▶ Your task: Using the material that follows, identify and copy each line with the string "this".

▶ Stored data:
◆ ◆ ◆ ◆

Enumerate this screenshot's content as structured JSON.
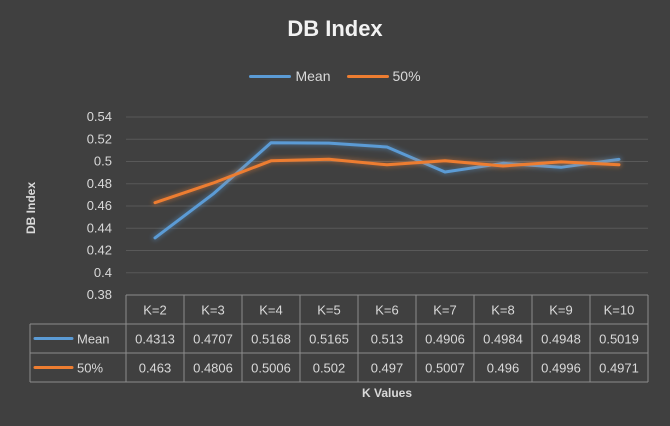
{
  "chart_data": {
    "type": "line",
    "title": "DB Index",
    "xlabel": "K Values",
    "ylabel": "DB Index",
    "ylim": [
      0.38,
      0.54
    ],
    "ytick_labels": [
      "0.38",
      "0.4",
      "0.42",
      "0.44",
      "0.46",
      "0.48",
      "0.5",
      "0.52",
      "0.54"
    ],
    "grid": true,
    "legend_position": "top",
    "data_table": true,
    "categories": [
      "K=2",
      "K=3",
      "K=4",
      "K=5",
      "K=6",
      "K=7",
      "K=8",
      "K=9",
      "K=10"
    ],
    "series": [
      {
        "name": "Mean",
        "color": "#5b9bd5",
        "values": [
          0.4313,
          0.4707,
          0.5168,
          0.5165,
          0.513,
          0.4906,
          0.4984,
          0.4948,
          0.5019
        ],
        "labels": [
          "0.4313",
          "0.4707",
          "0.5168",
          "0.5165",
          "0.513",
          "0.4906",
          "0.4984",
          "0.4948",
          "0.5019"
        ]
      },
      {
        "name": "50%",
        "color": "#ed7d31",
        "values": [
          0.463,
          0.4806,
          0.5006,
          0.502,
          0.497,
          0.5007,
          0.496,
          0.4996,
          0.4971
        ],
        "labels": [
          "0.463",
          "0.4806",
          "0.5006",
          "0.502",
          "0.497",
          "0.5007",
          "0.496",
          "0.4996",
          "0.4971"
        ]
      }
    ]
  }
}
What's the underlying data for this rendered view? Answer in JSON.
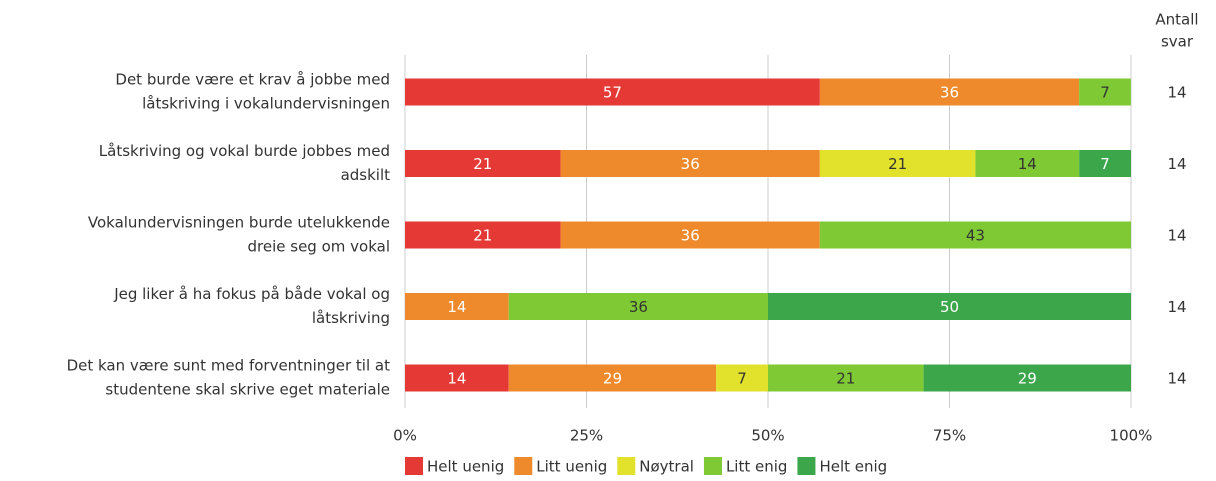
{
  "chart_data": {
    "type": "stacked_barh",
    "categories": [
      [
        "Det burde være et krav å jobbe med",
        "låtskriving i vokalundervisningen"
      ],
      [
        "Låtskriving og vokal burde jobbes med",
        "adskilt"
      ],
      [
        "Vokalundervisningen burde utelukkende",
        "dreie seg om vokal"
      ],
      [
        "Jeg liker å ha fokus på både vokal og",
        "låtskriving"
      ],
      [
        "Det kan være sunt med forventninger til at",
        "studentene skal skrive eget materiale"
      ]
    ],
    "series": [
      {
        "name": "Helt uenig",
        "color": "#e53935",
        "label_color": "#ffffff",
        "values": [
          57.14,
          21.43,
          21.43,
          null,
          14.29
        ],
        "value_labels": [
          "57",
          "21",
          "21",
          null,
          "14"
        ]
      },
      {
        "name": "Litt uenig",
        "color": "#ee8a2c",
        "label_color": "#ffffff",
        "values": [
          35.71,
          35.71,
          35.71,
          14.29,
          28.57
        ],
        "value_labels": [
          "36",
          "36",
          "36",
          "14",
          "29"
        ]
      },
      {
        "name": "Nøytral",
        "color": "#e2e22c",
        "label_color": "#333333",
        "values": [
          null,
          21.43,
          null,
          null,
          7.14
        ],
        "value_labels": [
          null,
          "21",
          null,
          null,
          "7"
        ]
      },
      {
        "name": "Litt enig",
        "color": "#7ec934",
        "label_color": "#333333",
        "values": [
          7.14,
          14.29,
          42.86,
          35.71,
          21.43
        ],
        "value_labels": [
          "7",
          "14",
          "43",
          "36",
          "21"
        ]
      },
      {
        "name": "Helt enig",
        "color": "#3ca64a",
        "label_color": "#ffffff",
        "values": [
          null,
          7.14,
          null,
          50,
          28.57
        ],
        "value_labels": [
          null,
          "7",
          null,
          "50",
          "29"
        ]
      }
    ],
    "xlim": [
      0,
      100
    ],
    "xticks": [
      {
        "value": 0,
        "label": "0%"
      },
      {
        "value": 25,
        "label": "25%"
      },
      {
        "value": 50,
        "label": "50%"
      },
      {
        "value": 75,
        "label": "75%"
      },
      {
        "value": 100,
        "label": "100%"
      }
    ],
    "grid": true,
    "counts_title": [
      "Antall",
      "svar"
    ],
    "counts": [
      14,
      14,
      14,
      14,
      14
    ],
    "legend": "bottom"
  }
}
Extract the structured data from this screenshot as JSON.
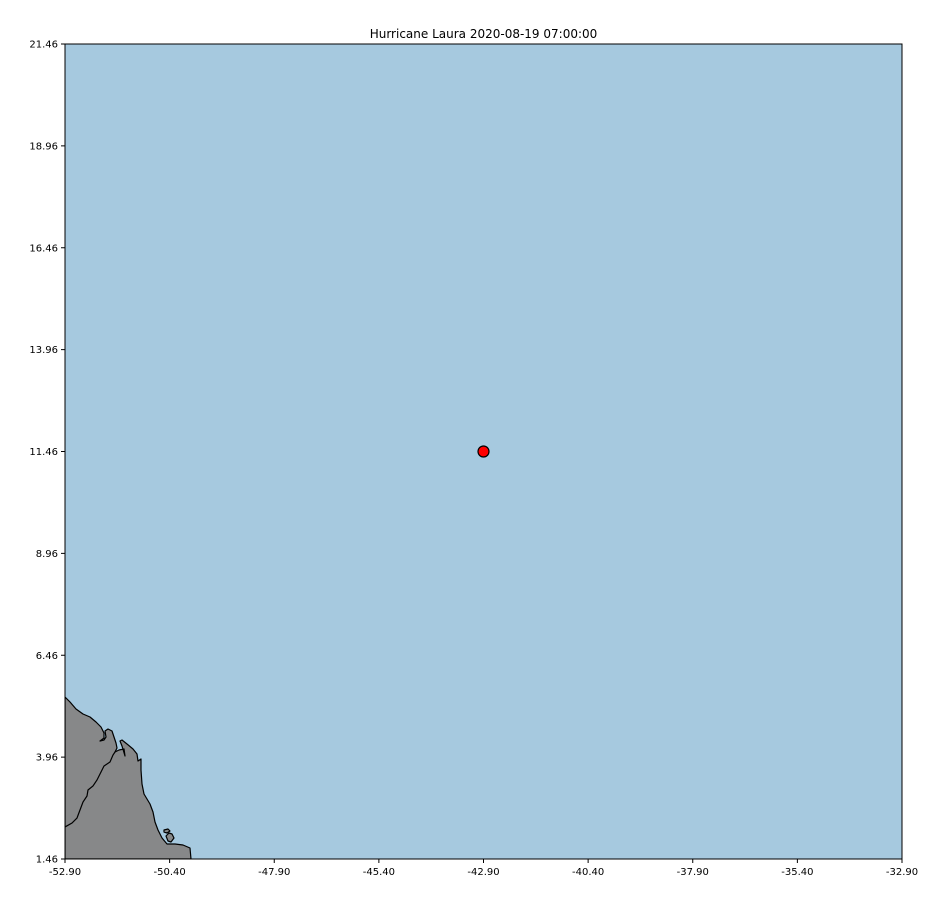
{
  "title": "Hurricane Laura 2020-08-19 07:00:00",
  "colors": {
    "ocean": "#a6c9df",
    "land": "#878889",
    "coastline": "#000000",
    "marker_fill": "#ff0000",
    "marker_edge": "#000000"
  },
  "map": {
    "xlim": [
      -52.9,
      -32.9
    ],
    "ylim": [
      1.46,
      21.46
    ],
    "x_ticks": [
      "-52.90",
      "-50.40",
      "-47.90",
      "-45.40",
      "-42.90",
      "-40.40",
      "-37.90",
      "-35.40",
      "-32.90"
    ],
    "y_ticks": [
      "1.46",
      "3.96",
      "6.46",
      "8.96",
      "11.46",
      "13.96",
      "16.46",
      "18.96",
      "21.46"
    ],
    "storm_position": {
      "lon": -42.9,
      "lat": 11.46
    }
  }
}
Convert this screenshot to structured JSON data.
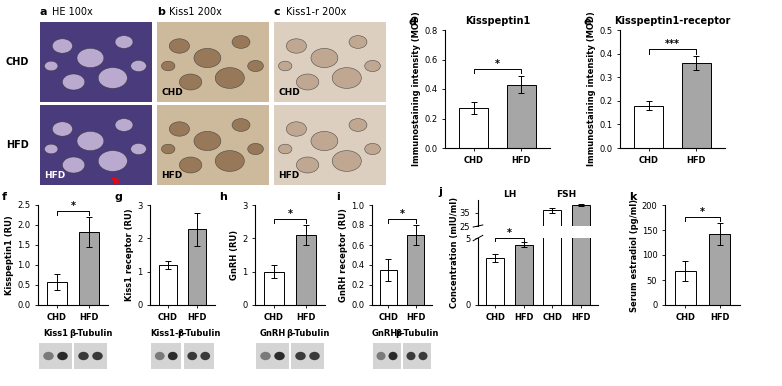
{
  "micrographs": {
    "row_labels": [
      "CHD",
      "HFD"
    ],
    "panels": [
      {
        "panel": "a",
        "title": "HE 100x",
        "inner_labels": [
          null,
          "HFD"
        ]
      },
      {
        "panel": "b",
        "title": "Kiss1 200x",
        "inner_labels": [
          "CHD",
          "HFD"
        ]
      },
      {
        "panel": "c",
        "title": "Kiss1-r 200x",
        "inner_labels": [
          "CHD",
          "HFD"
        ]
      }
    ]
  },
  "chart_data": [
    {
      "panel": "d",
      "type": "bar",
      "title": "Kisspeptin1",
      "ylabel": "Immunostaining intensity (MOD)",
      "categories": [
        "CHD",
        "HFD"
      ],
      "values": [
        0.27,
        0.43
      ],
      "errors": [
        0.04,
        0.06
      ],
      "colors": [
        "#ffffff",
        "#a6a6a6"
      ],
      "ylim": [
        0,
        0.8
      ],
      "yticks": [
        {
          "value": 0,
          "label": "0.0"
        },
        0.2,
        0.4,
        0.6,
        0.8
      ],
      "significance": [
        {
          "between": [
            0,
            1
          ],
          "label": "*"
        }
      ]
    },
    {
      "panel": "e",
      "type": "bar",
      "title": "Kisspeptin1-receptor",
      "ylabel": "Immunostaining intensity (MOD)",
      "categories": [
        "CHD",
        "HFD"
      ],
      "values": [
        0.18,
        0.36
      ],
      "errors": [
        0.02,
        0.03
      ],
      "colors": [
        "#ffffff",
        "#a6a6a6"
      ],
      "ylim": [
        0,
        0.5
      ],
      "yticks": [
        {
          "value": 0,
          "label": "0.0"
        },
        0.1,
        0.2,
        0.3,
        0.4,
        0.5
      ],
      "significance": [
        {
          "between": [
            0,
            1
          ],
          "label": "***"
        }
      ]
    },
    {
      "panel": "f",
      "type": "bar",
      "ylabel": "Kisspeptin1 (RU)",
      "categories": [
        "CHD",
        "HFD"
      ],
      "values": [
        0.57,
        1.82
      ],
      "errors": [
        0.2,
        0.38
      ],
      "colors": [
        "#ffffff",
        "#a6a6a6"
      ],
      "ylim": [
        0,
        2.5
      ],
      "yticks": [
        {
          "value": 0,
          "label": "0.0"
        },
        0.5,
        {
          "value": 1,
          "label": "1.0"
        },
        1.5,
        {
          "value": 2,
          "label": "2.0"
        },
        2.5
      ],
      "significance": [
        {
          "between": [
            0,
            1
          ],
          "label": "*"
        }
      ],
      "blot_labels": [
        "Kiss1",
        "β-Tubulin"
      ]
    },
    {
      "panel": "g",
      "type": "bar",
      "ylabel": "Kiss1 receptor (RU)",
      "categories": [
        "CHD",
        "HFD"
      ],
      "values": [
        1.2,
        2.27
      ],
      "errors": [
        0.12,
        0.5
      ],
      "colors": [
        "#ffffff",
        "#a6a6a6"
      ],
      "ylim": [
        0,
        3
      ],
      "yticks": [
        0,
        1,
        2,
        3
      ],
      "significance": [],
      "blot_labels": [
        "Kiss1-r",
        "β-Tubulin"
      ]
    },
    {
      "panel": "h",
      "type": "bar",
      "ylabel": "GnRH (RU)",
      "categories": [
        "CHD",
        "HFD"
      ],
      "values": [
        1.0,
        2.1
      ],
      "errors": [
        0.2,
        0.3
      ],
      "colors": [
        "#ffffff",
        "#a6a6a6"
      ],
      "ylim": [
        0,
        3
      ],
      "yticks": [
        0,
        1,
        2,
        3
      ],
      "significance": [
        {
          "between": [
            0,
            1
          ],
          "label": "*"
        }
      ],
      "blot_labels": [
        "GnRH",
        "β-Tubulin"
      ]
    },
    {
      "panel": "i",
      "type": "bar",
      "ylabel": "GnRH receptor (RU)",
      "categories": [
        "CHD",
        "HFD"
      ],
      "values": [
        0.35,
        0.7
      ],
      "errors": [
        0.11,
        0.1
      ],
      "colors": [
        "#ffffff",
        "#a6a6a6"
      ],
      "ylim": [
        0,
        1.0
      ],
      "yticks": [
        {
          "value": 0,
          "label": "0.0"
        },
        0.2,
        0.4,
        0.6,
        0.8,
        {
          "value": 1.0,
          "label": "1.0"
        }
      ],
      "significance": [
        {
          "between": [
            0,
            1
          ],
          "label": "*"
        }
      ],
      "blot_labels": [
        "GnRHr",
        "β-Tubulin"
      ]
    },
    {
      "panel": "j",
      "type": "bar",
      "ylabel": "Concentration (mIU/ml)",
      "categories": [
        "CHD",
        "HFD",
        "CHD",
        "HFD"
      ],
      "values": [
        3.5,
        4.5,
        37,
        41
      ],
      "errors": [
        0.3,
        0.2,
        2,
        1
      ],
      "colors": [
        "#ffffff",
        "#a6a6a6",
        "#ffffff",
        "#a6a6a6"
      ],
      "groups": [
        {
          "label": "LH",
          "members": [
            0,
            1
          ]
        },
        {
          "label": "FSH",
          "members": [
            2,
            3
          ]
        }
      ],
      "ylim": [
        0,
        45
      ],
      "ybreak": [
        5,
        25
      ],
      "yticks": [
        0,
        5,
        25,
        35
      ],
      "significance": [
        {
          "between": [
            0,
            1
          ],
          "label": "*"
        }
      ]
    },
    {
      "panel": "k",
      "type": "bar",
      "ylabel": "Serum estradiol (pg/ml)",
      "categories": [
        "CHD",
        "HFD"
      ],
      "values": [
        68,
        142
      ],
      "errors": [
        20,
        22
      ],
      "colors": [
        "#ffffff",
        "#a6a6a6"
      ],
      "ylim": [
        0,
        200
      ],
      "yticks": [
        0,
        50,
        100,
        150,
        200
      ],
      "significance": [
        {
          "between": [
            0,
            1
          ],
          "label": "*"
        }
      ]
    }
  ]
}
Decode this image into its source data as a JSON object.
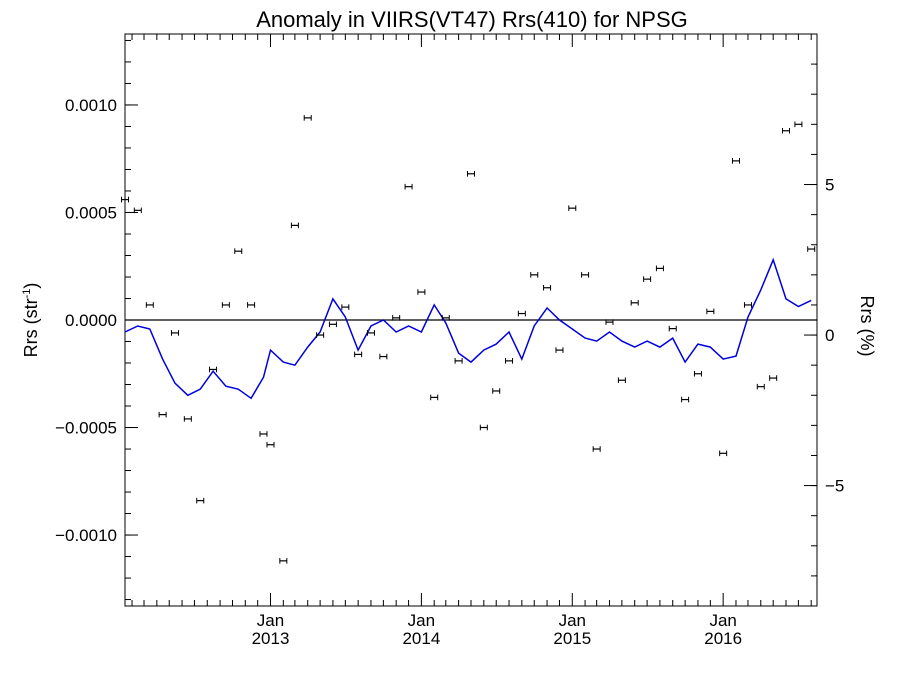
{
  "chart_data": {
    "type": "scatter",
    "title": "Anomaly in VIIRS(VT47) Rrs(410) for NPSG",
    "ylabel_left": "Rrs (str",
    "ylabel_left_sup": "-1",
    "ylabel_left_close": ")",
    "ylabel_right": "Rrs (%)",
    "x_range": [
      "2012-01-15",
      "2016-08-15"
    ],
    "ylim_left": [
      -0.00133,
      0.00133
    ],
    "ylim_right": [
      -9,
      10
    ],
    "zero_line": true,
    "grid": false,
    "y_ticks_left": [
      {
        "value": 0.001,
        "label": "0.0010"
      },
      {
        "value": 0.0005,
        "label": "0.0005"
      },
      {
        "value": 0,
        "label": "0.0000"
      },
      {
        "value": -0.0005,
        "label": "−0.0005"
      },
      {
        "value": -0.001,
        "label": "−0.0010"
      }
    ],
    "y_ticks_right": [
      {
        "value": 5,
        "label": "5"
      },
      {
        "value": 0,
        "label": "0"
      },
      {
        "value": -5,
        "label": "−5"
      }
    ],
    "x_ticks": [
      {
        "date": "2013-01-01",
        "month": "Jan",
        "year": "2013"
      },
      {
        "date": "2014-01-01",
        "month": "Jan",
        "year": "2014"
      },
      {
        "date": "2015-01-01",
        "month": "Jan",
        "year": "2015"
      },
      {
        "date": "2016-01-01",
        "month": "Jan",
        "year": "2016"
      }
    ],
    "series": [
      {
        "kind": "error_points",
        "axis": "left",
        "color": "#000000",
        "x": [
          "2012-01-15",
          "2012-02-15",
          "2012-03-15",
          "2012-04-15",
          "2012-05-15",
          "2012-06-15",
          "2012-07-15",
          "2012-08-15",
          "2012-09-15",
          "2012-10-15",
          "2012-11-15",
          "2012-12-15",
          "2013-01-01",
          "2013-02-01",
          "2013-03-01",
          "2013-04-01",
          "2013-05-01",
          "2013-06-01",
          "2013-07-01",
          "2013-08-01",
          "2013-09-01",
          "2013-10-01",
          "2013-11-01",
          "2013-12-01",
          "2014-01-01",
          "2014-02-01",
          "2014-03-01",
          "2014-04-01",
          "2014-05-01",
          "2014-06-01",
          "2014-07-01",
          "2014-08-01",
          "2014-09-01",
          "2014-10-01",
          "2014-11-01",
          "2014-12-01",
          "2015-01-01",
          "2015-02-01",
          "2015-03-01",
          "2015-04-01",
          "2015-05-01",
          "2015-06-01",
          "2015-07-01",
          "2015-08-01",
          "2015-09-01",
          "2015-10-01",
          "2015-11-01",
          "2015-12-01",
          "2016-01-01",
          "2016-02-01",
          "2016-03-01",
          "2016-04-01",
          "2016-05-01",
          "2016-06-01",
          "2016-07-01",
          "2016-08-01"
        ],
        "y": [
          0.00056,
          0.00051,
          7e-05,
          -0.00044,
          -6e-05,
          -0.00046,
          -0.00084,
          -0.00023,
          7e-05,
          0.00032,
          7e-05,
          -0.00053,
          -0.00058,
          -0.00112,
          0.00044,
          0.00094,
          -7e-05,
          -2e-05,
          6e-05,
          -0.00016,
          -6e-05,
          -0.00017,
          1e-05,
          0.00062,
          0.00013,
          -0.00036,
          1e-05,
          -0.00019,
          0.00068,
          -0.0005,
          -0.00033,
          -0.00019,
          3e-05,
          0.00021,
          0.00015,
          -0.00014,
          0.00052,
          0.00021,
          -0.0006,
          -1e-05,
          -0.00028,
          8e-05,
          0.00019,
          0.00024,
          -4e-05,
          -0.00037,
          -0.00025,
          4e-05,
          -0.00062,
          0.00074,
          7e-05,
          -0.00031,
          -0.00027,
          0.00088,
          0.00091,
          0.00033
        ],
        "y_error": 6e-06
      },
      {
        "kind": "line",
        "axis": "right",
        "color": "#0000dd",
        "x": [
          "2012-01-15",
          "2012-02-15",
          "2012-03-15",
          "2012-04-15",
          "2012-05-15",
          "2012-06-15",
          "2012-07-15",
          "2012-08-15",
          "2012-09-15",
          "2012-10-15",
          "2012-11-15",
          "2012-12-15",
          "2013-01-01",
          "2013-02-01",
          "2013-03-01",
          "2013-04-01",
          "2013-05-01",
          "2013-06-01",
          "2013-07-01",
          "2013-08-01",
          "2013-09-01",
          "2013-10-01",
          "2013-11-01",
          "2013-12-01",
          "2014-01-01",
          "2014-02-01",
          "2014-03-01",
          "2014-04-01",
          "2014-05-01",
          "2014-06-01",
          "2014-07-01",
          "2014-08-01",
          "2014-09-01",
          "2014-10-01",
          "2014-11-01",
          "2014-12-01",
          "2015-01-01",
          "2015-02-01",
          "2015-03-01",
          "2015-04-01",
          "2015-05-01",
          "2015-06-01",
          "2015-07-01",
          "2015-08-01",
          "2015-09-01",
          "2015-10-01",
          "2015-11-01",
          "2015-12-01",
          "2016-01-01",
          "2016-02-01",
          "2016-03-01",
          "2016-04-01",
          "2016-05-01",
          "2016-06-01",
          "2016-07-01",
          "2016-08-01"
        ],
        "y": [
          0.1,
          0.3,
          0.2,
          -0.8,
          -1.6,
          -2.0,
          -1.8,
          -1.2,
          -1.7,
          -1.8,
          -2.1,
          -1.4,
          -0.5,
          -0.9,
          -1.0,
          -0.4,
          0.1,
          1.2,
          0.6,
          -0.5,
          0.3,
          0.5,
          0.1,
          0.3,
          0.1,
          1.0,
          0.4,
          -0.6,
          -0.9,
          -0.5,
          -0.3,
          0.1,
          -0.8,
          0.3,
          0.9,
          0.5,
          0.2,
          -0.1,
          -0.2,
          0.1,
          -0.2,
          -0.4,
          -0.2,
          -0.4,
          -0.1,
          -0.9,
          -0.3,
          -0.4,
          -0.8,
          -0.7,
          0.6,
          1.5,
          2.5,
          1.2,
          0.95,
          1.15
        ]
      }
    ]
  }
}
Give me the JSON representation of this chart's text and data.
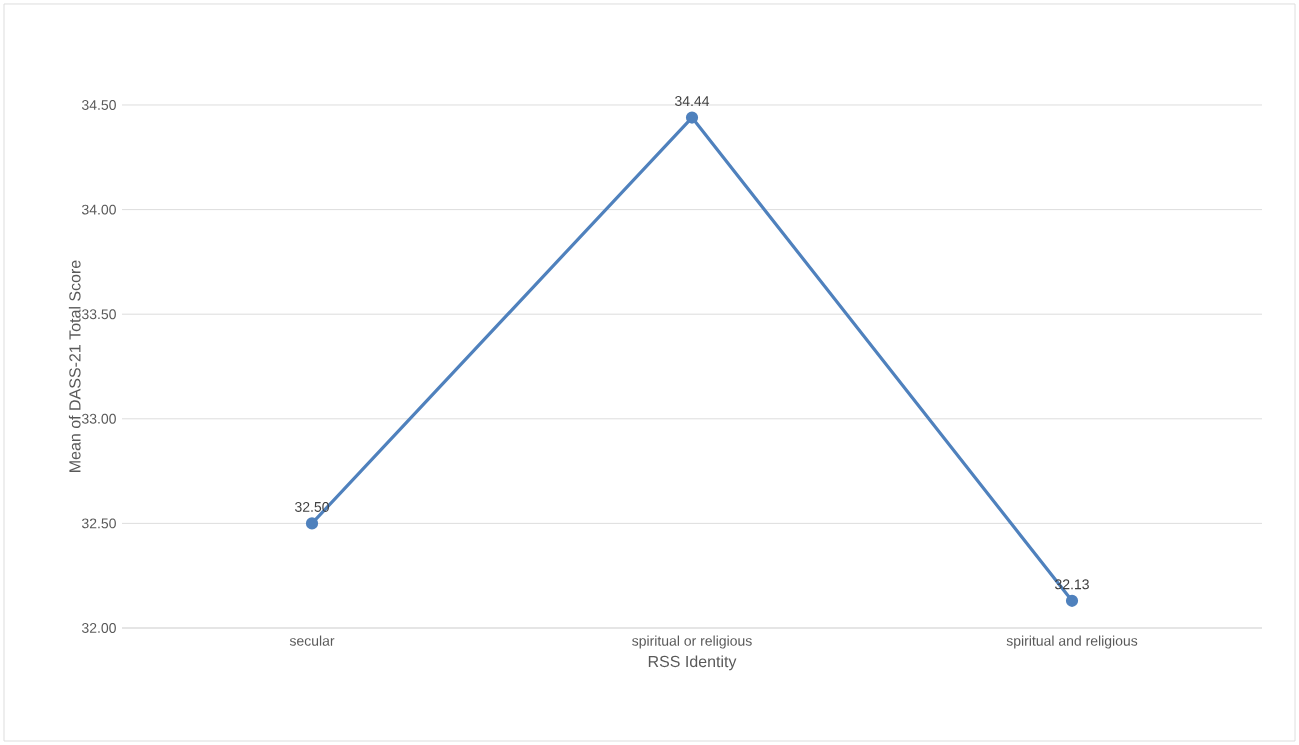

◆ ◆ ◆ ◆

▶ Written solution:
Enumerate this screenshot's content as structured JSON.
What's the underlying data for this rendered view? Answer in JSON.
Extract the structured data from this screenshot as JSON.
Convert this screenshot to structured JSON data.
Decode this image into its source data as a JSON object.
Give me the JSON representation of this chart's text and data.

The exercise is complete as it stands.